▶ _Aim of the exercise_:
All records must be restated word for word.

★ ★ ★

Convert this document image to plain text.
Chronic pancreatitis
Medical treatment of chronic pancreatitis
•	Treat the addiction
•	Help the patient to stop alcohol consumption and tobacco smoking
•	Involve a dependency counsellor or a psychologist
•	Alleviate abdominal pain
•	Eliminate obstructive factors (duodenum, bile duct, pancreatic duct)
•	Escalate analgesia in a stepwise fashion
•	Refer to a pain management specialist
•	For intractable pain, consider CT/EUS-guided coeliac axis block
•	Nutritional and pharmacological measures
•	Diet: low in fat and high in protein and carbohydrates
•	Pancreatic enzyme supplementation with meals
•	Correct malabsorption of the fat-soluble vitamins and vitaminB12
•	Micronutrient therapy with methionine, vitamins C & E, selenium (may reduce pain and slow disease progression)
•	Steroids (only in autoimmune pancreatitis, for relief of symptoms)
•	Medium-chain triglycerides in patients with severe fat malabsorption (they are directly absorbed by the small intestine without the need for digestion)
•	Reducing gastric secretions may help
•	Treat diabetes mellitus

★ ★ ★

▶ _Expected answer_:
Convert this document image to plain text.
Chronic pancreatitis
Medical treatment of chronic pancreatitis
•	Treat the addiction
•	Help the patient to stop alcohol consumption and tobacco smoking
•	Involve a dependency counsellor or a psychologist
•	Alleviate abdominal pain
•	Eliminate obstructive factors (duodenum, bile duct, pancreatic duct)
•	Escalate analgesia in a stepwise fashion
•	Refer to a pain management specialist
•	For intractable pain, consider CT/EUS-guided coeliac axis block
•	Nutritional and pharmacological measures
•	Diet: low in fat and high in protein and carbohydrates
•	Pancreatic enzyme supplementation with meals
•	Correct malabsorption of the fat-soluble vitamins and vitaminB12
•	Micronutrient therapy with methionine, vitamins C & E, selenium (may reduce pain and slow disease progression)
•	Steroids (only in autoimmune pancreatitis, for relief of symptoms)
•	Medium-chain triglycerides in patients with severe fat malabsorption (they are directly absorbed by the small intestine without the need for digestion)
•	Reducing gastric secretions may help
•	Treat diabetes mellitus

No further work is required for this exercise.